— begin Given data —
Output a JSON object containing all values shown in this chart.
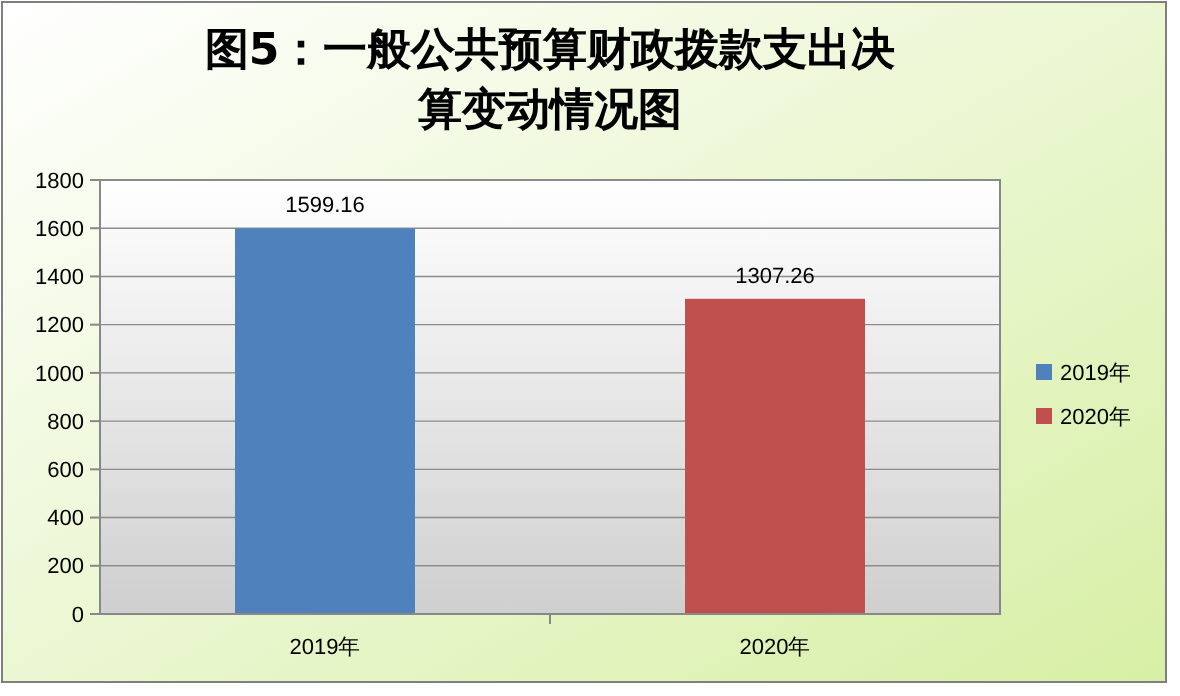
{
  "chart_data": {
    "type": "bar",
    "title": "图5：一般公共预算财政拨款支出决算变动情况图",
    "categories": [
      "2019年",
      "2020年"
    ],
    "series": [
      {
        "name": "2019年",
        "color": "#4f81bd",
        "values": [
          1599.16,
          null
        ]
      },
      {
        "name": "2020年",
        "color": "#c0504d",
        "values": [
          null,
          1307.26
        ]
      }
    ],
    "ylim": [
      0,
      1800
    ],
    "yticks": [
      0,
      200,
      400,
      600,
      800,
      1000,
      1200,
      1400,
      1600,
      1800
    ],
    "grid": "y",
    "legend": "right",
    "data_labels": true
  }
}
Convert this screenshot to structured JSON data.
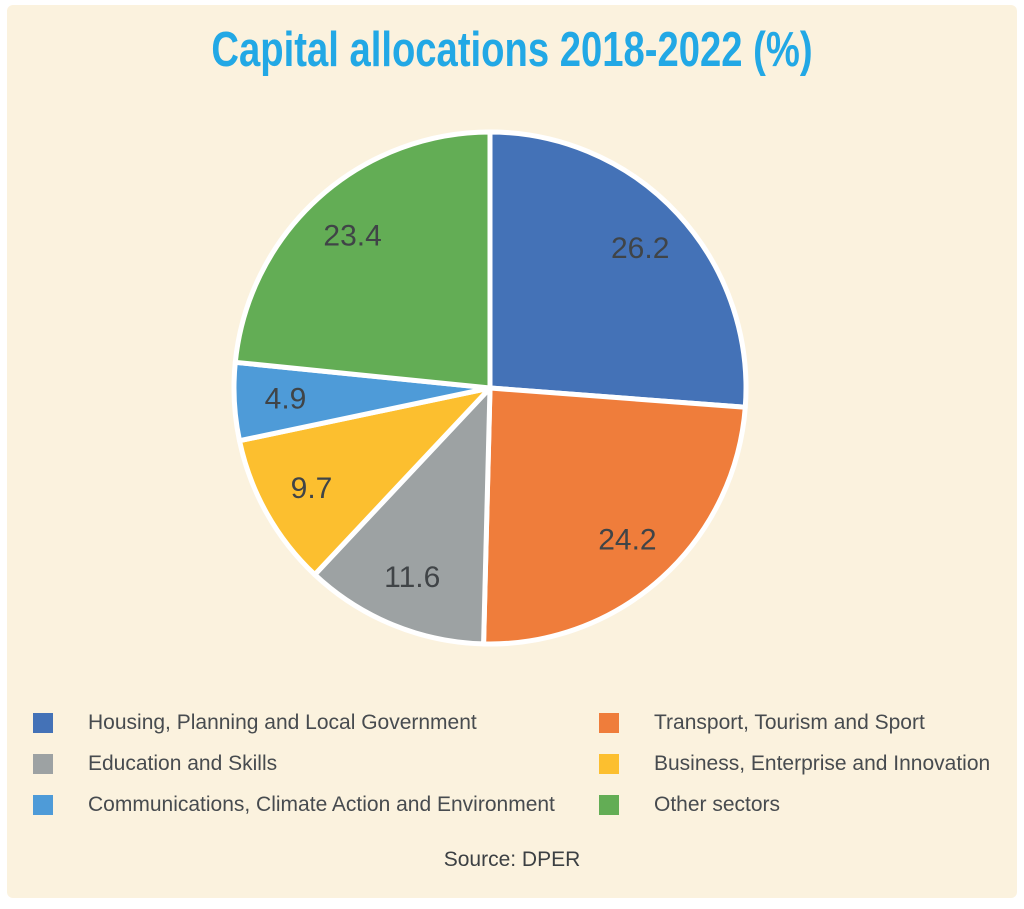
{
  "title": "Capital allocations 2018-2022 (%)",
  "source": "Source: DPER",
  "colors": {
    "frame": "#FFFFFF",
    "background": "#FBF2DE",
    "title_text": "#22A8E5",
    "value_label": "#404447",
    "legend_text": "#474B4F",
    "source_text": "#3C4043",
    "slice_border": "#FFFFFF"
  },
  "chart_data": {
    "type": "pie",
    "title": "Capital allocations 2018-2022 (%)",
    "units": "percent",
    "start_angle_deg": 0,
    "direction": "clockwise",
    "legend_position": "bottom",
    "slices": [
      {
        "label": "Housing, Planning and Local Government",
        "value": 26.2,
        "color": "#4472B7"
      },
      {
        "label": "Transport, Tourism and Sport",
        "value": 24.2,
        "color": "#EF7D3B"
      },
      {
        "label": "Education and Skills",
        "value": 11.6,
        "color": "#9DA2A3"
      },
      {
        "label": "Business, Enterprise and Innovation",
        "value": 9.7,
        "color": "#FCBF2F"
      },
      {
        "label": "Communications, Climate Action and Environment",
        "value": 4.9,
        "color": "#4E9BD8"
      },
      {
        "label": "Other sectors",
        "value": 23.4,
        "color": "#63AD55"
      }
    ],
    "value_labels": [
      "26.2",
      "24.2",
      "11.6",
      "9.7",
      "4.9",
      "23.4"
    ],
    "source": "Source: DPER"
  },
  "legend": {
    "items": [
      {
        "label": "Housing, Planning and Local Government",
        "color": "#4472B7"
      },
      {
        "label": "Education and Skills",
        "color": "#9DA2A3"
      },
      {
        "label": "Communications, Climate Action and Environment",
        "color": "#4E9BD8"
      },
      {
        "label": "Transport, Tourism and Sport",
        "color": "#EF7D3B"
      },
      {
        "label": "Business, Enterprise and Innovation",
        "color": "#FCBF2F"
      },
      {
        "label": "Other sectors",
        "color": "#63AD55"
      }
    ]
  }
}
— end Given data —
— begin Given data —
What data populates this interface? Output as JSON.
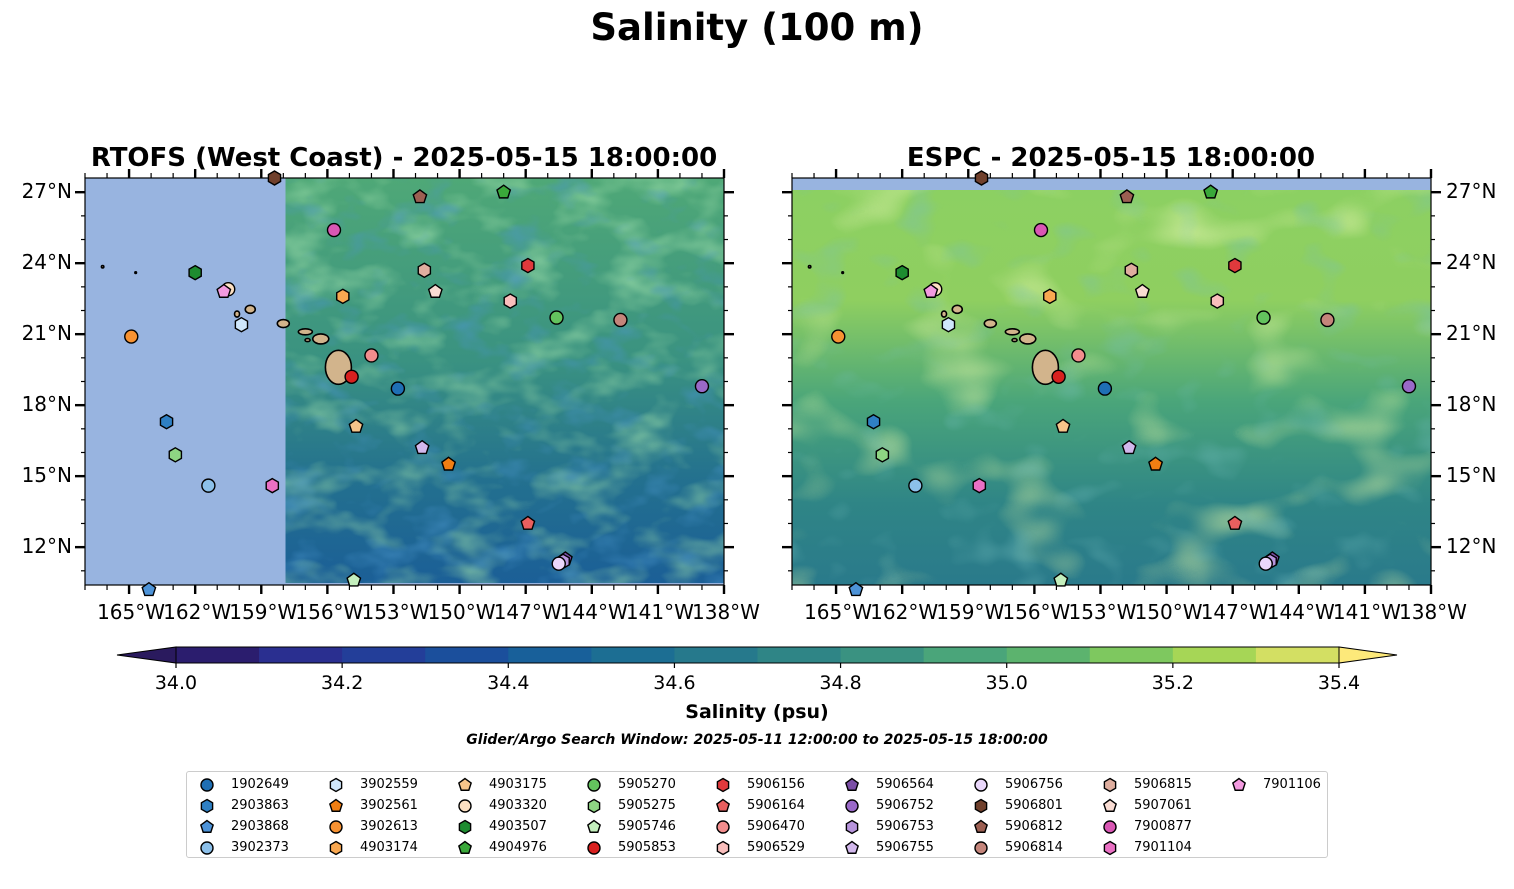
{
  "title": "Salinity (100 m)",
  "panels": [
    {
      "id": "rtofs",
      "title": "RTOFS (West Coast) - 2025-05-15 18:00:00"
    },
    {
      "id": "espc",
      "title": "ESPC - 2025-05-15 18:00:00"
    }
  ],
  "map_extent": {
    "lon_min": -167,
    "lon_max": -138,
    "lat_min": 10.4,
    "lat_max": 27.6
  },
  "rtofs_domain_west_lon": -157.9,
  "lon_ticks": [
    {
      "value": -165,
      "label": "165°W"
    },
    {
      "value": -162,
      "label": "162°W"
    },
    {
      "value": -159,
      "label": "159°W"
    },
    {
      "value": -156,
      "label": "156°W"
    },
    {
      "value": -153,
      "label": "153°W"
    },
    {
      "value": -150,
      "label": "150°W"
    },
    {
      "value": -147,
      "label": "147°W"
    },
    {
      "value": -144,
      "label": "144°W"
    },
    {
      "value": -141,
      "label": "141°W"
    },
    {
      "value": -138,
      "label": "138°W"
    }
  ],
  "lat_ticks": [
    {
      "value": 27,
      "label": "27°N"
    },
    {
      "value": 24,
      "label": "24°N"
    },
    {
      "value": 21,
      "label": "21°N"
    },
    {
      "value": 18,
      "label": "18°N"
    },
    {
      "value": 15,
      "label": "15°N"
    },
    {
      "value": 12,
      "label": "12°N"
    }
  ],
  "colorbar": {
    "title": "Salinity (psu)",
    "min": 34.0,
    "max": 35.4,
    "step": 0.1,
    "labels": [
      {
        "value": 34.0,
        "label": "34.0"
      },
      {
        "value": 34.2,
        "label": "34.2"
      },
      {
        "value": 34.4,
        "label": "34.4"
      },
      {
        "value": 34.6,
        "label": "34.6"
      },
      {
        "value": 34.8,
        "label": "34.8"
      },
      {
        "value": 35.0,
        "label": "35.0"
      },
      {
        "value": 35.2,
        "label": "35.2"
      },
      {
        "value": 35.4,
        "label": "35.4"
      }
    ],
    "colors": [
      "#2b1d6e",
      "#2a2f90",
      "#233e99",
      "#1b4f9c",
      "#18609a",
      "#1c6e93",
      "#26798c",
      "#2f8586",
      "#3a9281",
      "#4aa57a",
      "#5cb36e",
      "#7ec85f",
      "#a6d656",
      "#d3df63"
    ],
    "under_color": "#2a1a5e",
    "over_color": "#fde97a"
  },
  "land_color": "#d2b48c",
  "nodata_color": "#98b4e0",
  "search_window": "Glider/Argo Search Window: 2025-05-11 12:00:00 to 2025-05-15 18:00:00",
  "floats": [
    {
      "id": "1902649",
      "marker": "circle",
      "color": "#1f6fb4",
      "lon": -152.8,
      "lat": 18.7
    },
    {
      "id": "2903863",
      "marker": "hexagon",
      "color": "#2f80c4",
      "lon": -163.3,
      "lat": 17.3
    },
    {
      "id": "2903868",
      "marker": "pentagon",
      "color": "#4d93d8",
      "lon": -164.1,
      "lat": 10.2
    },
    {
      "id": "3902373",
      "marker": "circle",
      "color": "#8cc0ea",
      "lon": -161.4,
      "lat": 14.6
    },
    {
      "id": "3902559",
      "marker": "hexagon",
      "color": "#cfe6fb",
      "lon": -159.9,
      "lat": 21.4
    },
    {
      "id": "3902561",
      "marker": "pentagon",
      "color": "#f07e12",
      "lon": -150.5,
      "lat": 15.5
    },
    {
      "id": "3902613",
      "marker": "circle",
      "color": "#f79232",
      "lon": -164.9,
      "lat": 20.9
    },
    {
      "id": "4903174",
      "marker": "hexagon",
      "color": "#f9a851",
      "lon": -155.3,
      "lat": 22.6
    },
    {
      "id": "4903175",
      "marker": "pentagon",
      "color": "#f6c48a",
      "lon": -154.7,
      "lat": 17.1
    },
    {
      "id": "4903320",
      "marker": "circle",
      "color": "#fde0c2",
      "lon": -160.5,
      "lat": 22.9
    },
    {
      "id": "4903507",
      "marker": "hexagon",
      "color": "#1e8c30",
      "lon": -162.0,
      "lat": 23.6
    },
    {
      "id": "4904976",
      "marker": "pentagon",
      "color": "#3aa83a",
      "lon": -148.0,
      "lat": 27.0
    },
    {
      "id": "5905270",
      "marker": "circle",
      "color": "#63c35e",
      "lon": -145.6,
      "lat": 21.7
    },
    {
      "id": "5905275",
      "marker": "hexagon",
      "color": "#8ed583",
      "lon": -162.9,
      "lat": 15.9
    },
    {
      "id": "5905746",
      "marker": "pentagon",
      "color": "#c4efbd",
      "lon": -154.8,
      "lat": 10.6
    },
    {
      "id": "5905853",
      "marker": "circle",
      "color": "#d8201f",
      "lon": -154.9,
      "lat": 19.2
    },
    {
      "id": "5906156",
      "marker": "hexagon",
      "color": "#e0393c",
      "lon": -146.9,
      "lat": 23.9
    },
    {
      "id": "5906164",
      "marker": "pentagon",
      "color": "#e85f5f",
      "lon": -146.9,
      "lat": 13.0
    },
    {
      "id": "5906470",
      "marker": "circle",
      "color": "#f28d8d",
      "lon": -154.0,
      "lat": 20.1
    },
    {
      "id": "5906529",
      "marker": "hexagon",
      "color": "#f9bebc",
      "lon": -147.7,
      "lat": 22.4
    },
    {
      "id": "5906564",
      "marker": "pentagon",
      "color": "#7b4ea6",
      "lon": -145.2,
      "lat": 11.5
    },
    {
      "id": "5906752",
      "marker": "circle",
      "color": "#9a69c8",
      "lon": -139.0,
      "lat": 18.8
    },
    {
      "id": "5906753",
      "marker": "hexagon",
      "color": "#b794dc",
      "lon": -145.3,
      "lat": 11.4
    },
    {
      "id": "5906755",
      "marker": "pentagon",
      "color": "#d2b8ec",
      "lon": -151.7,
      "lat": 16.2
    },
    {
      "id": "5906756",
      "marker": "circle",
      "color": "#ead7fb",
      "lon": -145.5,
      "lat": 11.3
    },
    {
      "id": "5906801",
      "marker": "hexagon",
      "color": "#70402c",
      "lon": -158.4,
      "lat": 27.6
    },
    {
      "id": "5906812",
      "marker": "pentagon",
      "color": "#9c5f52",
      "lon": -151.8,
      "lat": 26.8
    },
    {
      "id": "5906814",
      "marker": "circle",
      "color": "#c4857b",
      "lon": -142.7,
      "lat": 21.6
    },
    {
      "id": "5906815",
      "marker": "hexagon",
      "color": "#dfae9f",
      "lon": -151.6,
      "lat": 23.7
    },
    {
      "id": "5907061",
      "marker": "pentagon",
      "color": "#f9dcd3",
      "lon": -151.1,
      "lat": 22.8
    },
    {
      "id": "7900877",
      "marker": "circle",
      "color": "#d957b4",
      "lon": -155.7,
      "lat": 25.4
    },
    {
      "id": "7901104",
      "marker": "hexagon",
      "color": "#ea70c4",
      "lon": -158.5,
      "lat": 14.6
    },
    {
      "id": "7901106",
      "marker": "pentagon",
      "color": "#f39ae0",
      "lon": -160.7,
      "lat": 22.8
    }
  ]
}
— end Given data —
**What to do:** Copy out each line of the data where the string "Salinity" appears.

**Response:**
  "title": "Salinity (100 m)",
    "title": "Salinity (psu)",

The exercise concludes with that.